WHAT TO WORK ON:
Could you print all the entries exactly?

SOURCE RECORDS:
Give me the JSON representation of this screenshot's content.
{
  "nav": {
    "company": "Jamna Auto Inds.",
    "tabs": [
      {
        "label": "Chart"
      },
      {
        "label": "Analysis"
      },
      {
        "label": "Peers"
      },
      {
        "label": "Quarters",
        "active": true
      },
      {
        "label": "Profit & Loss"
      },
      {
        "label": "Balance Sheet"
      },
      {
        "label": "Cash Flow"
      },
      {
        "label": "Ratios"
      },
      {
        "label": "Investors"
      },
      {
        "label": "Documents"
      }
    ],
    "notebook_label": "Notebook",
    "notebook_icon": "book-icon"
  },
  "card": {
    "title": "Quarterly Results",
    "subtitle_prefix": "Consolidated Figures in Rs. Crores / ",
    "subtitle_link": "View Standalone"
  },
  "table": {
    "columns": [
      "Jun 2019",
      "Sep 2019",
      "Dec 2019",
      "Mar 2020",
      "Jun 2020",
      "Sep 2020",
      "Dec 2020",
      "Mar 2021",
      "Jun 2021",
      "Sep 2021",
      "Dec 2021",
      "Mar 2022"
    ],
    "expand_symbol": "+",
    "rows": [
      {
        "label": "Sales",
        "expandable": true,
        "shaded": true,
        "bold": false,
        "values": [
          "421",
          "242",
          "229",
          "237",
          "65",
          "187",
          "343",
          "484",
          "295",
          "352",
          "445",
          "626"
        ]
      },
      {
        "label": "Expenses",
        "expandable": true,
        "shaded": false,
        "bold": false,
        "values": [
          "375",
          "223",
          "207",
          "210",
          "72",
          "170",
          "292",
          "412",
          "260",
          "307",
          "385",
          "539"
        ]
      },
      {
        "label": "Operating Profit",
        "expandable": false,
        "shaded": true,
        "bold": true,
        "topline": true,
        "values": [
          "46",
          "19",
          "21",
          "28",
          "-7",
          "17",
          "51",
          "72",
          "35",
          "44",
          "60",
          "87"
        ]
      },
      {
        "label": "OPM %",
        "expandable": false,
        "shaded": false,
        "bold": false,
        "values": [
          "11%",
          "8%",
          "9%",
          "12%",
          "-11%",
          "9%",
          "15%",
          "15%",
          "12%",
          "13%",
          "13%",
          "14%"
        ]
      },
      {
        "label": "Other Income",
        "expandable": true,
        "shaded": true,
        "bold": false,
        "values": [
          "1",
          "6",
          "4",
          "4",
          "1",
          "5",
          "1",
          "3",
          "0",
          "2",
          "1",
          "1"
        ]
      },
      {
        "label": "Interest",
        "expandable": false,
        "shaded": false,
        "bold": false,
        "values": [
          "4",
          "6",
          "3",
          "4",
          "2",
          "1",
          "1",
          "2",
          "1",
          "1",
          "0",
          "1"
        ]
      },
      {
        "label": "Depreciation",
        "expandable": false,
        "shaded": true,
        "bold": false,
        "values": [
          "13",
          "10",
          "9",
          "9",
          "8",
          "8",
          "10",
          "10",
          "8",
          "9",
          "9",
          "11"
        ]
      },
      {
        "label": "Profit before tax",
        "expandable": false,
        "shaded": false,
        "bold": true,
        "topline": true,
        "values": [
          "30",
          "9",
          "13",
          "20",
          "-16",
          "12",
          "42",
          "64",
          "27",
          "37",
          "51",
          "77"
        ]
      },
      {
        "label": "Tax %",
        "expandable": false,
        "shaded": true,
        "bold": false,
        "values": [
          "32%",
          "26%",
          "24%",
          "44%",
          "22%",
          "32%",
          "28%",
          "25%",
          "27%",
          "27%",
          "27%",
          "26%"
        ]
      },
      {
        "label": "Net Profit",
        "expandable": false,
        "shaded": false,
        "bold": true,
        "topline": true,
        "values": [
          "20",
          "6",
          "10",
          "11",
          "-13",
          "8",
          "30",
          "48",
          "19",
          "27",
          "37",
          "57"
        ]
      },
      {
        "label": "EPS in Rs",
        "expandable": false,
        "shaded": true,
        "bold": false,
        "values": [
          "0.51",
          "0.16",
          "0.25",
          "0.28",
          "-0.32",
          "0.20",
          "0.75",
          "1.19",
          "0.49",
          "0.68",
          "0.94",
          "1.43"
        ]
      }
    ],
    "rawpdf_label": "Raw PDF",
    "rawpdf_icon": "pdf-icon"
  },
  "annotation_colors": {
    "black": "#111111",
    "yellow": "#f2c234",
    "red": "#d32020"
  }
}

OUTPUT BELOW:
Give me the JSON representation of this screenshot's content.
{
  "nav": {
    "company": "Jamna Auto Inds.",
    "tabs": [
      {
        "label": "Chart"
      },
      {
        "label": "Analysis"
      },
      {
        "label": "Peers"
      },
      {
        "label": "Quarters",
        "active": true
      },
      {
        "label": "Profit & Loss"
      },
      {
        "label": "Balance Sheet"
      },
      {
        "label": "Cash Flow"
      },
      {
        "label": "Ratios"
      },
      {
        "label": "Investors"
      },
      {
        "label": "Documents"
      }
    ],
    "notebook_label": "Notebook",
    "notebook_icon": "book-icon"
  },
  "card": {
    "title": "Quarterly Results",
    "subtitle_prefix": "Consolidated Figures in Rs. Crores / ",
    "subtitle_link": "View Standalone"
  },
  "table": {
    "columns": [
      "Jun 2019",
      "Sep 2019",
      "Dec 2019",
      "Mar 2020",
      "Jun 2020",
      "Sep 2020",
      "Dec 2020",
      "Mar 2021",
      "Jun 2021",
      "Sep 2021",
      "Dec 2021",
      "Mar 2022"
    ],
    "expand_symbol": "+",
    "rows": [
      {
        "label": "Sales",
        "expandable": true,
        "shaded": true,
        "bold": false,
        "values": [
          "421",
          "242",
          "229",
          "237",
          "65",
          "187",
          "343",
          "484",
          "295",
          "352",
          "445",
          "626"
        ]
      },
      {
        "label": "Expenses",
        "expandable": true,
        "shaded": false,
        "bold": false,
        "values": [
          "375",
          "223",
          "207",
          "210",
          "72",
          "170",
          "292",
          "412",
          "260",
          "307",
          "385",
          "539"
        ]
      },
      {
        "label": "Operating Profit",
        "expandable": false,
        "shaded": true,
        "bold": true,
        "topline": true,
        "values": [
          "46",
          "19",
          "21",
          "28",
          "-7",
          "17",
          "51",
          "72",
          "35",
          "44",
          "60",
          "87"
        ]
      },
      {
        "label": "OPM %",
        "expandable": false,
        "shaded": false,
        "bold": false,
        "values": [
          "11%",
          "8%",
          "9%",
          "12%",
          "-11%",
          "9%",
          "15%",
          "15%",
          "12%",
          "13%",
          "13%",
          "14%"
        ]
      },
      {
        "label": "Other Income",
        "expandable": true,
        "shaded": true,
        "bold": false,
        "values": [
          "1",
          "6",
          "4",
          "4",
          "1",
          "5",
          "1",
          "3",
          "0",
          "2",
          "1",
          "1"
        ]
      },
      {
        "label": "Interest",
        "expandable": false,
        "shaded": false,
        "bold": false,
        "values": [
          "4",
          "6",
          "3",
          "4",
          "2",
          "1",
          "1",
          "2",
          "1",
          "1",
          "0",
          "1"
        ]
      },
      {
        "label": "Depreciation",
        "expandable": false,
        "shaded": true,
        "bold": false,
        "values": [
          "13",
          "10",
          "9",
          "9",
          "8",
          "8",
          "10",
          "10",
          "8",
          "9",
          "9",
          "11"
        ]
      },
      {
        "label": "Profit before tax",
        "expandable": false,
        "shaded": false,
        "bold": true,
        "topline": true,
        "values": [
          "30",
          "9",
          "13",
          "20",
          "-16",
          "12",
          "42",
          "64",
          "27",
          "37",
          "51",
          "77"
        ]
      },
      {
        "label": "Tax %",
        "expandable": false,
        "shaded": true,
        "bold": false,
        "values": [
          "32%",
          "26%",
          "24%",
          "44%",
          "22%",
          "32%",
          "28%",
          "25%",
          "27%",
          "27%",
          "27%",
          "26%"
        ]
      },
      {
        "label": "Net Profit",
        "expandable": false,
        "shaded": false,
        "bold": true,
        "topline": true,
        "values": [
          "20",
          "6",
          "10",
          "11",
          "-13",
          "8",
          "30",
          "48",
          "19",
          "27",
          "37",
          "57"
        ]
      },
      {
        "label": "EPS in Rs",
        "expandable": false,
        "shaded": true,
        "bold": false,
        "values": [
          "0.51",
          "0.16",
          "0.25",
          "0.28",
          "-0.32",
          "0.20",
          "0.75",
          "1.19",
          "0.49",
          "0.68",
          "0.94",
          "1.43"
        ]
      }
    ],
    "rawpdf_label": "Raw PDF",
    "rawpdf_icon": "pdf-icon"
  },
  "annotation_colors": {
    "black": "#111111",
    "yellow": "#f2c234",
    "red": "#d32020"
  }
}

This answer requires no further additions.